**Task to complete**
Return the whole listing, keeping every character the same.

Chart and figure data:
....................

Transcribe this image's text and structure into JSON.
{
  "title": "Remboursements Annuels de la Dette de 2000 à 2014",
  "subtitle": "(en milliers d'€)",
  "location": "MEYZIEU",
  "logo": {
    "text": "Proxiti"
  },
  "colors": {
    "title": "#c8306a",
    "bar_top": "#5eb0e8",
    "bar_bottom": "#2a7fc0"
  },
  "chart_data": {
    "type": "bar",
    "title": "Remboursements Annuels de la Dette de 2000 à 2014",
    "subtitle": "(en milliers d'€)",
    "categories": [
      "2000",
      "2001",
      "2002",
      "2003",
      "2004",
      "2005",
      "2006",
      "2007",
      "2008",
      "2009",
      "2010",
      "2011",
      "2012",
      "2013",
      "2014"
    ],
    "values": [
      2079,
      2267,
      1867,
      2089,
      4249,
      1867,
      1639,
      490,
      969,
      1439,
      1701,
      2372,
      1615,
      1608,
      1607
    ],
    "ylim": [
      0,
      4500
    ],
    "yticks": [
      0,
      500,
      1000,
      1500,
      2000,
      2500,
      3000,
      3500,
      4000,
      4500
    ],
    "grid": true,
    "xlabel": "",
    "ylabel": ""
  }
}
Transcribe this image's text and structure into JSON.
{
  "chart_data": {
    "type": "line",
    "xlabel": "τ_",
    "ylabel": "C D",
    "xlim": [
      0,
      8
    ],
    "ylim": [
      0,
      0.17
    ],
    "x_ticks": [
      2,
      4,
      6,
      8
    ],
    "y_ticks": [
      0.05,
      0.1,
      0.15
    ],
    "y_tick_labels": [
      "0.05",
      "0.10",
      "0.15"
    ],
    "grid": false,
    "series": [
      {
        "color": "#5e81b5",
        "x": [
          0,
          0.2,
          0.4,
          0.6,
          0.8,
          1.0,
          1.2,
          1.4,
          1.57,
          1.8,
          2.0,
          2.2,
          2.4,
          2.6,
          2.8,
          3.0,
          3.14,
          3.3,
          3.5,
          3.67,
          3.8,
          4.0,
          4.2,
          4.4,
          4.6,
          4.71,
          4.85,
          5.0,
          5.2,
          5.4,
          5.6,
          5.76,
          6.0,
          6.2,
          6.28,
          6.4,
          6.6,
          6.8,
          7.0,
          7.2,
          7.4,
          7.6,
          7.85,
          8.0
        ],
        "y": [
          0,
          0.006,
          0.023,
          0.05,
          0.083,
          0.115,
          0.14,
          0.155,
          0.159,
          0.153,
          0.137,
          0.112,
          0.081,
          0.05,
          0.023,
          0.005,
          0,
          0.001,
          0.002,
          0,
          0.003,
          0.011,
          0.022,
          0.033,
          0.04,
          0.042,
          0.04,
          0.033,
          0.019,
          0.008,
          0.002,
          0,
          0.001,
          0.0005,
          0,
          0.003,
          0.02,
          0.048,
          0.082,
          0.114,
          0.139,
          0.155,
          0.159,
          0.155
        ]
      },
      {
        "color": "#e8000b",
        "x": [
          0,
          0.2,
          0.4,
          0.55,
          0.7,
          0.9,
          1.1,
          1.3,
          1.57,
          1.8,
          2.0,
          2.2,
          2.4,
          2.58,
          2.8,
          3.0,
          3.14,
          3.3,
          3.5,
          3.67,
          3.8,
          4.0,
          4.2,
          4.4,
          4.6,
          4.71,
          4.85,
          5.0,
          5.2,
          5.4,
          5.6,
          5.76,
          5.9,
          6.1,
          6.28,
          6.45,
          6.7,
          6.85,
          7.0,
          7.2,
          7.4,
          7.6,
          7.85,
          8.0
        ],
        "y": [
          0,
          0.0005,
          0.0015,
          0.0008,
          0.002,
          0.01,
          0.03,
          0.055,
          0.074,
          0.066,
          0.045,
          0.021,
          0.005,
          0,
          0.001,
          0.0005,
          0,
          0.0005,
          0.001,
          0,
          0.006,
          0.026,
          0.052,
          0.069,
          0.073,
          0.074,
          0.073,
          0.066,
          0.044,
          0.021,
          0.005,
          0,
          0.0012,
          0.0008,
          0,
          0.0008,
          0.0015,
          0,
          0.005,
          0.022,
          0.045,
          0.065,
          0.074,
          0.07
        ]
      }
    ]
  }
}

....................

**Exercise output**
Transcribe this image's text and structure into JSON.
{
  "title": "Remboursements Annuels de la Dette de 2000 à 2014",
  "subtitle": "(en milliers d'€)",
  "location": "MEYZIEU",
  "logo": {
    "text": "Proxiti"
  },
  "colors": {
    "title": "#c8306a",
    "bar_top": "#5eb0e8",
    "bar_bottom": "#2a7fc0"
  },
  "chart_data": {
    "type": "bar",
    "title": "Remboursements Annuels de la Dette de 2000 à 2014",
    "subtitle": "(en milliers d'€)",
    "categories": [
      "2000",
      "2001",
      "2002",
      "2003",
      "2004",
      "2005",
      "2006",
      "2007",
      "2008",
      "2009",
      "2010",
      "2011",
      "2012",
      "2013",
      "2014"
    ],
    "values": [
      2079,
      2267,
      1867,
      2089,
      4249,
      1867,
      1639,
      490,
      969,
      1439,
      1701,
      2372,
      1615,
      1608,
      1607
    ],
    "ylim": [
      0,
      4500
    ],
    "yticks": [
      0,
      500,
      1000,
      1500,
      2000,
      2500,
      3000,
      3500,
      4000,
      4500
    ],
    "grid": true,
    "xlabel": "",
    "ylabel": ""
  }
}
Transcribe this image's text and structure into JSON.
{
  "chart_data": {
    "type": "line",
    "xlabel": "τ_",
    "ylabel": "C D",
    "xlim": [
      0,
      8
    ],
    "ylim": [
      0,
      0.17
    ],
    "x_ticks": [
      2,
      4,
      6,
      8
    ],
    "y_ticks": [
      0.05,
      0.1,
      0.15
    ],
    "y_tick_labels": [
      "0.05",
      "0.10",
      "0.15"
    ],
    "grid": false,
    "series": [
      {
        "color": "#5e81b5",
        "x": [
          0,
          0.2,
          0.4,
          0.6,
          0.8,
          1.0,
          1.2,
          1.4,
          1.57,
          1.8,
          2.0,
          2.2,
          2.4,
          2.6,
          2.8,
          3.0,
          3.14,
          3.3,
          3.5,
          3.67,
          3.8,
          4.0,
          4.2,
          4.4,
          4.6,
          4.71,
          4.85,
          5.0,
          5.2,
          5.4,
          5.6,
          5.76,
          6.0,
          6.2,
          6.28,
          6.4,
          6.6,
          6.8,
          7.0,
          7.2,
          7.4,
          7.6,
          7.85,
          8.0
        ],
        "y": [
          0,
          0.006,
          0.023,
          0.05,
          0.083,
          0.115,
          0.14,
          0.155,
          0.159,
          0.153,
          0.137,
          0.112,
          0.081,
          0.05,
          0.023,
          0.005,
          0,
          0.001,
          0.002,
          0,
          0.003,
          0.011,
          0.022,
          0.033,
          0.04,
          0.042,
          0.04,
          0.033,
          0.019,
          0.008,
          0.002,
          0,
          0.001,
          0.0005,
          0,
          0.003,
          0.02,
          0.048,
          0.082,
          0.114,
          0.139,
          0.155,
          0.159,
          0.155
        ]
      },
      {
        "color": "#e8000b",
        "x": [
          0,
          0.2,
          0.4,
          0.55,
          0.7,
          0.9,
          1.1,
          1.3,
          1.57,
          1.8,
          2.0,
          2.2,
          2.4,
          2.58,
          2.8,
          3.0,
          3.14,
          3.3,
          3.5,
          3.67,
          3.8,
          4.0,
          4.2,
          4.4,
          4.6,
          4.71,
          4.85,
          5.0,
          5.2,
          5.4,
          5.6,
          5.76,
          5.9,
          6.1,
          6.28,
          6.45,
          6.7,
          6.85,
          7.0,
          7.2,
          7.4,
          7.6,
          7.85,
          8.0
        ],
        "y": [
          0,
          0.0005,
          0.0015,
          0.0008,
          0.002,
          0.01,
          0.03,
          0.055,
          0.074,
          0.066,
          0.045,
          0.021,
          0.005,
          0,
          0.001,
          0.0005,
          0,
          0.0005,
          0.001,
          0,
          0.006,
          0.026,
          0.052,
          0.069,
          0.073,
          0.074,
          0.073,
          0.066,
          0.044,
          0.021,
          0.005,
          0,
          0.0012,
          0.0008,
          0,
          0.0008,
          0.0015,
          0,
          0.005,
          0.022,
          0.045,
          0.065,
          0.074,
          0.07
        ]
      }
    ]
  }
}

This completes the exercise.